[Exercise instructions] Continue the forum discussion on Liverpool apartment prices and UK national debt, beginning after its final post.

===== Extracted text

600pm sounds quite cheap for a brilliant apartment in the middle of L1. Obviously with everything (TV etc) it would come to about 800 we would pay EACH but even that sounds good for the views etc.

Is this correct or just completely wrong?


£270k is a lot of money mate, for a view.
 
Buy a caravan.

Great views that can change every day if you want. No knobhead neighbours. And, fat-arsed birds love them ( see My Big Fat Gypsy Caravan etc). And you'll have plenty of spare cash to fit it out lush.

Bingo.
 
You are wrong on that, but not for the reasons you think.

Rates will be kept low indefinitely by the BoE/Goverment, because they are aware that the economy is so leveraged to cheap debt that any increase in cost will kill the recovery - they will never raise them voluntarily.

However you can't buck the market indefinitely, and there will come a day when the market will have its pound of flesh. There will be a full blown currency crisis, market interest rates will spike overnight, and there will be nothing that the government can do about it. Argentina. Greece. Spain. The examples are there if you look for them.

You're talking out your hoop lad. The currency crisis in Spain & Greece have no relevance to the UK as they were caused by the
Inability of the state to repay the national debt. It's a total red herring to introduce that into a discussion about the relative value in the UK housing market
 

You're talking out your hoop lad. The currency crisis in Spain & Greece have no relevance to the UK as they were caused by the
Inability of the state to repay the national debt. It's a total red herring to introduce that into a discussion about the relative value in the UK housing market

At what point does UK debt become unrepayable, then?
Because last time I checked it was still rising unsustainably.
 
At what point does UK debt become unrepayable, then?
Because last time I checked it was still rising unsustainably.

The deficit is now reducing as the economy recovers & unemployment falls. The massive spike in the national debt was solely due to the worldwide economic crash & there's nothing to suggest that there's any danger of us defaulting, you're pedalling nonsense in suggesting it.
 
The deficit is now reducing as the economy recovers & unemployment falls. The massive spike in the national debt was solely due to the worldwide economic crash & there's nothing to suggest that there's any danger of us defaulting, you're pedalling nonsense in suggesting it.

Correct. All day long.

The second anyone that matters seriously thinks the UK is on skid row then we're all f*cked as the price of our debt would be crippling within the day.

==========
===== Data extracts

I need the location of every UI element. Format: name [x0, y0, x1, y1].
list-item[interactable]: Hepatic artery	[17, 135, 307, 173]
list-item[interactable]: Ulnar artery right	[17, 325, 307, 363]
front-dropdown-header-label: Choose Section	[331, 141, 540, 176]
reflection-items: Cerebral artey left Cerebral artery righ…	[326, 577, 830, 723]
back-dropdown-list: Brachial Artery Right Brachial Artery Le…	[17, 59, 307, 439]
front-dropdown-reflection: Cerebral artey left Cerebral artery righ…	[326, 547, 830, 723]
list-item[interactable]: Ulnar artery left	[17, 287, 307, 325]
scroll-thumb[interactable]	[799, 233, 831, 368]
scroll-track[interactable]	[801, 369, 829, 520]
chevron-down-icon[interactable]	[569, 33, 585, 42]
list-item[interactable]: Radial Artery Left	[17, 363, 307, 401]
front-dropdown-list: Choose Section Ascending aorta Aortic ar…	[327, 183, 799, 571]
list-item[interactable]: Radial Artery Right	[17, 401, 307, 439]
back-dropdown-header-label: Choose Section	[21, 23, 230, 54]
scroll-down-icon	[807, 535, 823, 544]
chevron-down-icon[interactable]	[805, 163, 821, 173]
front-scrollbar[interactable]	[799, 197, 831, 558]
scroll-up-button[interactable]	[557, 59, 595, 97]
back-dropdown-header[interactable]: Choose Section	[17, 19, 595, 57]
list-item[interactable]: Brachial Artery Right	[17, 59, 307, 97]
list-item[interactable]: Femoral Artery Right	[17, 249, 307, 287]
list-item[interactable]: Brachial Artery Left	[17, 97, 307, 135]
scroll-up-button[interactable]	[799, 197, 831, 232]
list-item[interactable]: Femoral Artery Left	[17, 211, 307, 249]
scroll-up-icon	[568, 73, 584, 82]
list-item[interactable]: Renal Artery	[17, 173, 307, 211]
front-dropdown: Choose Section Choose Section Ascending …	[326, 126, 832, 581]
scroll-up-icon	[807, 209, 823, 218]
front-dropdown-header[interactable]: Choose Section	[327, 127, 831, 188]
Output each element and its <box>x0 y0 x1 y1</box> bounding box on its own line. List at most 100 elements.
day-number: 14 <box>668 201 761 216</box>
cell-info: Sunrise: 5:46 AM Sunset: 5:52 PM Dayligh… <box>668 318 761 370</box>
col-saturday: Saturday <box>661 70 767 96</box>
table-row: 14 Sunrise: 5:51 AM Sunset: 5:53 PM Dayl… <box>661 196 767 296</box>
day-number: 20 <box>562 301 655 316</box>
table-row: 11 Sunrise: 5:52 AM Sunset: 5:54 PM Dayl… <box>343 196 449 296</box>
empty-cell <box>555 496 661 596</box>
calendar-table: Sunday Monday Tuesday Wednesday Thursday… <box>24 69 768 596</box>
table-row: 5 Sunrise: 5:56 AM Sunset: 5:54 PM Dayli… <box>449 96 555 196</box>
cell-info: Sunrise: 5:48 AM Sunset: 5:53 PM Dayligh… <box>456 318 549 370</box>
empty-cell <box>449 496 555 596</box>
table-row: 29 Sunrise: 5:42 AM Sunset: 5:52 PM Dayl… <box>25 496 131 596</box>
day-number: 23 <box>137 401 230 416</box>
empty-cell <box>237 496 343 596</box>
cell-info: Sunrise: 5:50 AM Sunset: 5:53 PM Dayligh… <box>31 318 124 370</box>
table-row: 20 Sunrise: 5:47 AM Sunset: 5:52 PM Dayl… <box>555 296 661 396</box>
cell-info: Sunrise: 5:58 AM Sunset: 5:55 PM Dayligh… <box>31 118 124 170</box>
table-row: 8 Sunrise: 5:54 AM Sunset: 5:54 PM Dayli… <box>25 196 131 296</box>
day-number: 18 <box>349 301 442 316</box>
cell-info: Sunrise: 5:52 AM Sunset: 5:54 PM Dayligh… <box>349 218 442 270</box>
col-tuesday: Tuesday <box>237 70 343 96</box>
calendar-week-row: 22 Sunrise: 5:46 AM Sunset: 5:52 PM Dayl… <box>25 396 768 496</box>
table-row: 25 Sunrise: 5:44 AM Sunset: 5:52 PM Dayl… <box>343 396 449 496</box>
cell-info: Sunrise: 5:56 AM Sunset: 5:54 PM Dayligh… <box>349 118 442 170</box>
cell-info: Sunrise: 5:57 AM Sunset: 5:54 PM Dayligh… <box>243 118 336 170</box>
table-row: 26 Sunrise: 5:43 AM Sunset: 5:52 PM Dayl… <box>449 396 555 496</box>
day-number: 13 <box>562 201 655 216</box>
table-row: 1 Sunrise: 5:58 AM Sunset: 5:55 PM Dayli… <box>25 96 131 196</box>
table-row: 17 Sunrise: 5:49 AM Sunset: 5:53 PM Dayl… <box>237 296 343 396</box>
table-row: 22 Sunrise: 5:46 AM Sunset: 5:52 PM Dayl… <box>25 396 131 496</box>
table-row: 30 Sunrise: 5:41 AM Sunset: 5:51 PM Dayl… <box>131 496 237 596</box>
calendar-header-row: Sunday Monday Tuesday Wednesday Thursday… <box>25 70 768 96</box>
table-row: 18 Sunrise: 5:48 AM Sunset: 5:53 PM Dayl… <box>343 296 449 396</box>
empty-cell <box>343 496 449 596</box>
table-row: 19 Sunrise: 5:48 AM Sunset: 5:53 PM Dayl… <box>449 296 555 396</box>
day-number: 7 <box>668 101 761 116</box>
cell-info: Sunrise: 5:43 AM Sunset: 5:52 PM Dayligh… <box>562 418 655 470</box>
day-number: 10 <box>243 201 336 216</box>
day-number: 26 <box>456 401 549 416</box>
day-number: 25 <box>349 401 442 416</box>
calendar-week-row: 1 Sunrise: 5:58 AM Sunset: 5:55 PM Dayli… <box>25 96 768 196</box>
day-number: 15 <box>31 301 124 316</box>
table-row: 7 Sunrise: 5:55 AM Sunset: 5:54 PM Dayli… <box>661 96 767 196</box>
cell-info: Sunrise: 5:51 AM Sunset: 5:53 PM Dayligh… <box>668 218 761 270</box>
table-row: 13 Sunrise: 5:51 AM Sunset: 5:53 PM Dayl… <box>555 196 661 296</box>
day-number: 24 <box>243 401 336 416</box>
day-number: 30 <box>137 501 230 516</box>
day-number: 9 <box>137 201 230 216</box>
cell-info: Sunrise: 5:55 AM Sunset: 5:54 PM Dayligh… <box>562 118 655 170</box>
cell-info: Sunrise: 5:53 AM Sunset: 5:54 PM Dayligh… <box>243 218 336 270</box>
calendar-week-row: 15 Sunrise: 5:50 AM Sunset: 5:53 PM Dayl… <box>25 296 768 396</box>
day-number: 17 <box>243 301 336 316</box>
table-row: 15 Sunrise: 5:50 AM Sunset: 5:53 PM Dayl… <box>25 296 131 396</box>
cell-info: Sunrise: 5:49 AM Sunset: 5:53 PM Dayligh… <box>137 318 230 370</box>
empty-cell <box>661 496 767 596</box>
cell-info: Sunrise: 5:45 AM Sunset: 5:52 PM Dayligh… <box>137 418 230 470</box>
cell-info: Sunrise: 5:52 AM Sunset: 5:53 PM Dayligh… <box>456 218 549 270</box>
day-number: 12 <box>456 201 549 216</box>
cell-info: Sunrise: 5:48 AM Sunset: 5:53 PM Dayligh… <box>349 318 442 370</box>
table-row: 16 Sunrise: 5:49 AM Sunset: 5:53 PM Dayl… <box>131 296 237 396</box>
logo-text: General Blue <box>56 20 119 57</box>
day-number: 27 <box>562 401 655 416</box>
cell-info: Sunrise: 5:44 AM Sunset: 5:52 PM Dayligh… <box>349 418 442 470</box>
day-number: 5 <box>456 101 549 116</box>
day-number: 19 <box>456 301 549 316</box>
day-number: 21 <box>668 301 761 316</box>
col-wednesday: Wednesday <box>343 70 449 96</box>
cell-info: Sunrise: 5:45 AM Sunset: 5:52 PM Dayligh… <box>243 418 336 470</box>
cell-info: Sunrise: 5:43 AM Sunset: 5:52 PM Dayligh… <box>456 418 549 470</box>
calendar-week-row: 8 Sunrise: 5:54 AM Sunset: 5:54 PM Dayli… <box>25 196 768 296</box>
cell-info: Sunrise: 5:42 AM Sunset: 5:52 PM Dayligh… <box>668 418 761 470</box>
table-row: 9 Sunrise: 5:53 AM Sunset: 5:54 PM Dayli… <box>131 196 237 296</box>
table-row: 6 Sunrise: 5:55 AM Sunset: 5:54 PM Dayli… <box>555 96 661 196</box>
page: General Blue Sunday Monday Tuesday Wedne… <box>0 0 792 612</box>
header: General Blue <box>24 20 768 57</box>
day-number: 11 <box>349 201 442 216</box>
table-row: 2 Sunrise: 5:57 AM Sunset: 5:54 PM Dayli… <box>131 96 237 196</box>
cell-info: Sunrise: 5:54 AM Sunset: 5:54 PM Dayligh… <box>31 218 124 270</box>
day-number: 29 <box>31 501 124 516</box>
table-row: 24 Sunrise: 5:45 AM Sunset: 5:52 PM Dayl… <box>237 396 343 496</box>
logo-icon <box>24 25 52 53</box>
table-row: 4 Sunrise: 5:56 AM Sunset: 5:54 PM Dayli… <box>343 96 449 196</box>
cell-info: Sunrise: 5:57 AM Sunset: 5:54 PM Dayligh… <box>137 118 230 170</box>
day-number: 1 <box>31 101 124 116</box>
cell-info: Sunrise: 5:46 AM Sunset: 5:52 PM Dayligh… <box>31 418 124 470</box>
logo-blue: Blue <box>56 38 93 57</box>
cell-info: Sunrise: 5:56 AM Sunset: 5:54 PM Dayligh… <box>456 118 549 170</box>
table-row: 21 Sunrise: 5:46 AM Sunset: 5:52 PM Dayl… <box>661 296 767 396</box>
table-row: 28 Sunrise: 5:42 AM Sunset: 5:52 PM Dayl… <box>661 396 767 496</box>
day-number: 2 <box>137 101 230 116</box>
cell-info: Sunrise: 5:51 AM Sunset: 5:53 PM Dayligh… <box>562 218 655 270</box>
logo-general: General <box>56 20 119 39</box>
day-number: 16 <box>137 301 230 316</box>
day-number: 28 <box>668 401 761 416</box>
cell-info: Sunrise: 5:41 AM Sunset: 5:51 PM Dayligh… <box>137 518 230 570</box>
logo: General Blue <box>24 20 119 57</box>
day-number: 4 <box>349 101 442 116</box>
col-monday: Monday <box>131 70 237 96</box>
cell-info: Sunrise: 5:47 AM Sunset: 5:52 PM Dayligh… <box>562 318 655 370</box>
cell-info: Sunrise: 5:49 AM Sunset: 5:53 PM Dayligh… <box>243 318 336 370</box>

==========

[Exercise answer]
I'm not saying things are rosey but this talk of impending doom is quite ridiculous. We all need to de-leverage but it's going to be a gradual process of 3-5 years of steadily increasing base rates.
 
The deficit is now reducing as the economy recovers & unemployment falls. The massive spike in the national debt was solely due to the worldwide economic crash & there's nothing to suggest that there's any danger of us defaulting, you're pedalling nonsense in suggesting it.

Vaulted.

The Deficit still exists and is large enough that debt is still growing faster than GDP and while that is true then eventually there will eventually come a day where it is no longer sustainable. Our economy is dependent upon the expansion of credit, ie debt growth, and with such a structure of production there will never come a day when we can balance the books without actually destroying the sector that creates all the growth. Your 270k flats in Liverpool - that's your economy right there. That's where 40 years of monetary doctoring has got us.
 
Correct. All day long.

The second anyone that matters seriously thinks the UK is on skid row then we're all f*cked as the price of our debt would be crippling within the day.

I'm not saying things are rosey but this talk of impending doom is quite ridiculous. We all need to de-leverage but it's going to be a gradual process of 3-5 years of steadily increasing base rates.

LOL, they haven't even stopped printing money yet, never mind started to raise rates. It will just never happen. They've boxed themselves in and there is no way out that won't collapse the economy anyway.

To quote Milton Friedman: Nothing is so permanent as a temporary government program.